**Objetivos**
1. Segundo o trecho exibido, quanto os estagiários da agência de propaganda ganhavam por mês?
2. Repita o trecho exibido de "Somos as mesmas" até "Olha que maravilha!", sem mudar nenhuma palavra.

**Trecho exibido**
------------

Quando eu ainda trabalhava em agência de propaganda, tinha sempre uns estagiários duzentos e cinquenta reais por mês que queriam comer lá. Como eu era redatora júnior quatrocentos e cinquenta reais por mês, torcia um pouco o nariz (porque beber e petiscar tudo bem, mas odeio fazer uma refeição em lugar que tem pomba e mesa com rodelas de garrafa de cerveja) mas ia.
Nossa mesa, com muita menina bonita do atendimento e garotos fortes com camisa de bom gosto, era uma espécie de limbo renegado. Ao entrar no Mercearia esqueça tudo o que você aprendeu na escola sobre minorias.
Durante um tempo desejei fazer parte do lugar, afinal, eu me considerava um deles. Não sou nenhuma beldade, sou pobre, sofro igual a um cão por coisa nenhuma ou por todas as coisas, não tenho saco de me vestir muito bem e, ora bolas, escrevo. Só não deixo a barba crescer e não fedo por questões que fogem ao meu controle.
Somos as mesmas pessoas. Em mim, num grau mais extraterrestre, mas as mesmas pessoas. Se eles são viciados em entorpecentes, eu sou viciada em coisa MUITO pior, que é na minha mãe. Se eles gostam de trilhas em paraísos hippies, eu me exercito tendo pânico ou apneia duas vezes por semana, em casa mesmo. Se eles leem sobre todas as gerações de pobres brasileiros para serem inteligentes, eu venho de uma geração inteira de pobres e sou uma. Olha que maravilha!
E então me aproximei, conheci alguns deles. E fui vendo que eu não tinha lugar mesmo nesse mundo. Se eu jamais poderia ser uma daquelas garotas mega incríveis e cheias de pose e com cabelos gigantescos que cegam nossos olhos de tanto brilho do Mercearia São Roque (Amauri, 35), eu tampouco poderia ser uma daquelas pessoas do Mercearia São Pedro.

------------

**Dados**
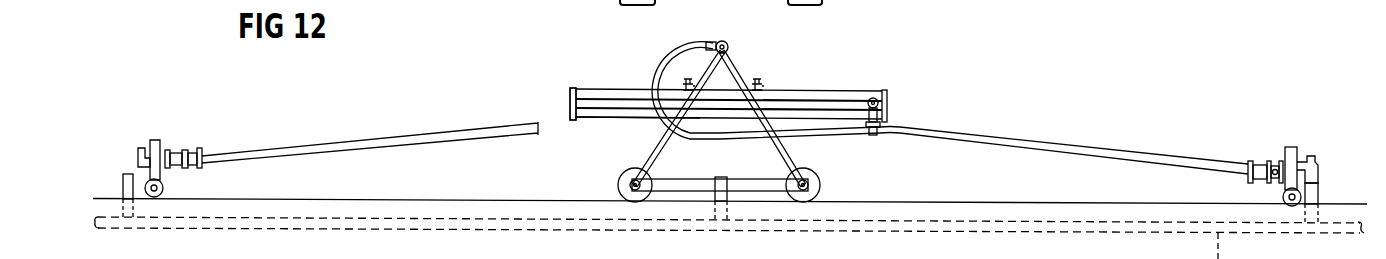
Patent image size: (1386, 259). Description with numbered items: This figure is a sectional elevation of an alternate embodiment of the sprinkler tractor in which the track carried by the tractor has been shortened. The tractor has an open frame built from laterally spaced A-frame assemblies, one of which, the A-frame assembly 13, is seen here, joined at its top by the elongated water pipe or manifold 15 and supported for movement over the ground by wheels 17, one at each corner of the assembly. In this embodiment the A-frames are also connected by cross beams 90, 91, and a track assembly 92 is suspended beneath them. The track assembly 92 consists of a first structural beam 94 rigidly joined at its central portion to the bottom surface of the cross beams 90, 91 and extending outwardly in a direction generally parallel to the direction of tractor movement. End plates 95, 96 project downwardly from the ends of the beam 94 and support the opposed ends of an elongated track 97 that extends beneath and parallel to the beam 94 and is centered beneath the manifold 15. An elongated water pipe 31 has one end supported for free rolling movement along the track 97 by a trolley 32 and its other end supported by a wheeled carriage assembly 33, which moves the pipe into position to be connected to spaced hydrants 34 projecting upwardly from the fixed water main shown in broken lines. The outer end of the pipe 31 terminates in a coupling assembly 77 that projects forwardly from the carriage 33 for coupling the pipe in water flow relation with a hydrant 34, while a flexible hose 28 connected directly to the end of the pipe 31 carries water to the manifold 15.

The A-frame assembly 13 is at (806, 159).
The manifold 15 is at (729, 44).
The wheel 17 is at (818, 173).
The flexible hose 28 is at (656, 63).
The water pipe 31 is at (358, 140).
The trolley 32 is at (885, 112).
The wheeled carriage assembly 33 is at (165, 142).
The hydrant 34 is at (122, 181).
The coupling assembly 77 is at (128, 152).
The cross beam 90 is at (757, 78).
The cross beam 91 is at (689, 77).
The track assembly 92 is at (864, 86).
The structural beam 94 is at (830, 90).
The end plate 95 is at (888, 101).
The end plate 96 is at (569, 101).
The track 97 is at (611, 118).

------------

**Respostas em ordem**
1. Duzentos e cinquenta reais por mês.

2.
Somos as mesmas pessoas. Em mim, num grau mais extraterrestre, mas as mesmas pessoas. Se eles são viciados em entorpecentes, eu sou viciada em coisa MUITO pior, que é na minha mãe. Se eles gostam de trilhas em paraísos hippies, eu me exercito tendo pânico ou apneia duas vezes por semana, em casa mesmo. Se eles leem sobre todas as gerações de pobres brasileiros para serem inteligentes, eu venho de uma geração inteira de pobres e sou uma. Olha que maravilha!